* [Written request]:
Output the material exactly, but drop every image it holds.
----
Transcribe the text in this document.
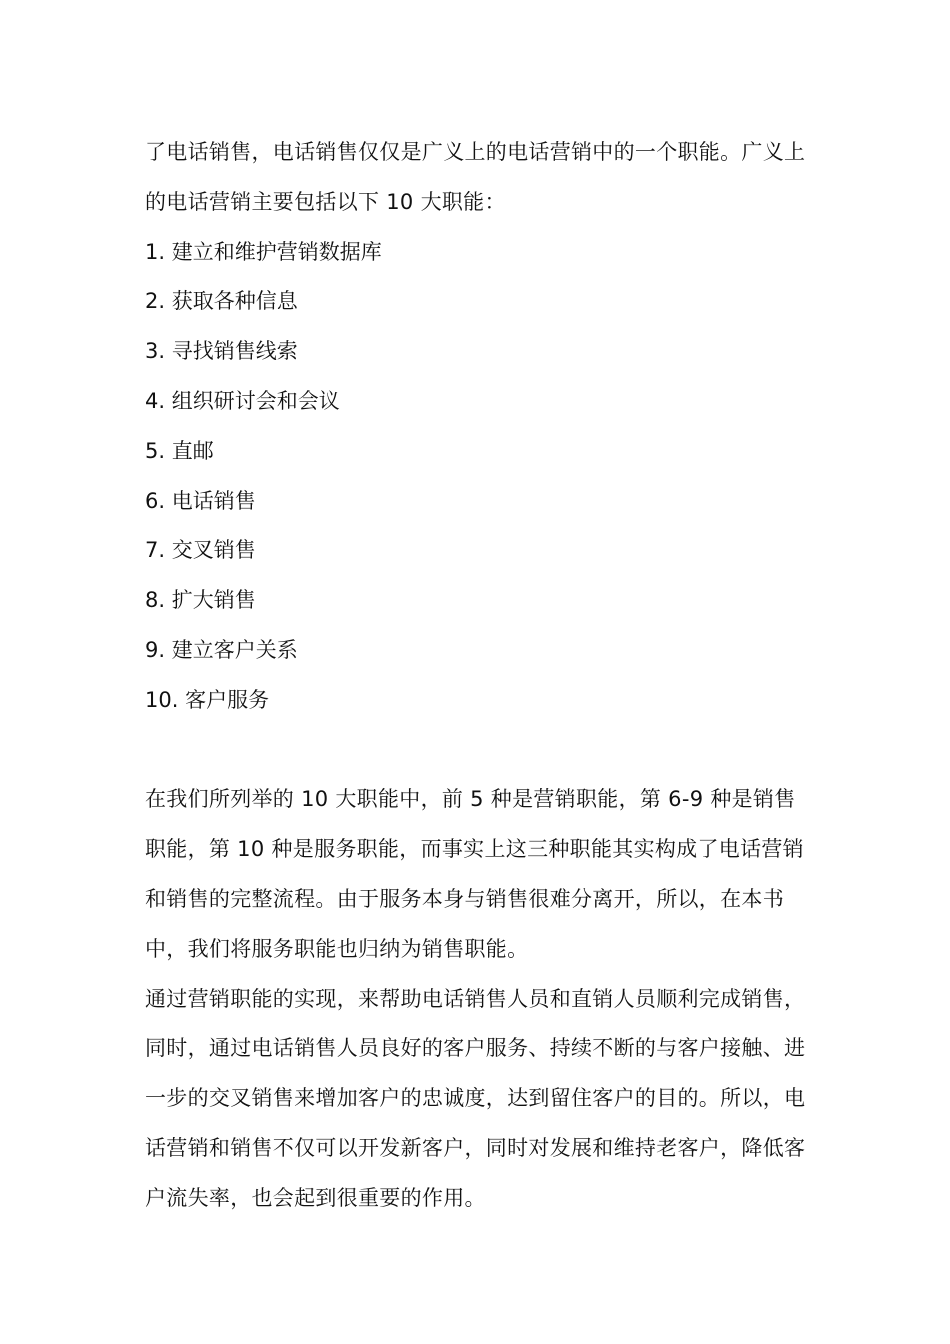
了电话销售，电话销售仅仅是广义上的电话营销中的一个职能。广义上的电话营销主要包括以下 10 大职能：

1. 建立和维护营销数据库
2. 获取各种信息
3. 寻找销售线索
4. 组织研讨会和会议
5. 直邮
6. 电话销售
7. 交叉销售
8. 扩大销售
9. 建立客户关系
10. 客户服务

在我们所列举的 10 大职能中，前 5 种是营销职能，第 6-9 种是销售职能，第 10 种是服务职能，而事实上这三种职能其实构成了电话营销和销售的完整流程。由于服务本身与销售很难分离开，所以，在本书中，我们将服务职能也归纳为销售职能。

通过营销职能的实现，来帮助电话销售人员和直销人员顺利完成销售，同时，通过电话销售人员良好的客户服务、持续不断的与客户接触、进一步的交叉销售来增加客户的忠诚度，达到留住客户的目的。所以，电话营销和销售不仅可以开发新客户，同时对发展和维持老客户，降低客户流失率，也会起到很重要的作用。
----
* [Answer to the exercise]:
Transcribe the text in this document.
了电话销售，电话销售仅仅是广义上的电话营销中的一个职能。广义上的电话营销主要包括以下 10 大职能：

1. 建立和维护营销数据库
2. 获取各种信息
3. 寻找销售线索
4. 组织研讨会和会议
5. 直邮
6. 电话销售
7. 交叉销售
8. 扩大销售
9. 建立客户关系
10. 客户服务

在我们所列举的 10 大职能中，前 5 种是营销职能，第 6-9 种是销售职能，第 10 种是服务职能，而事实上这三种职能其实构成了电话营销和销售的完整流程。由于服务本身与销售很难分离开，所以，在本书中，我们将服务职能也归纳为销售职能。

通过营销职能的实现，来帮助电话销售人员和直销人员顺利完成销售，同时，通过电话销售人员良好的客户服务、持续不断的与客户接触、进一步的交叉销售来增加客户的忠诚度，达到留住客户的目的。所以，电话营销和销售不仅可以开发新客户，同时对发展和维持老客户，降低客户流失率，也会起到很重要的作用。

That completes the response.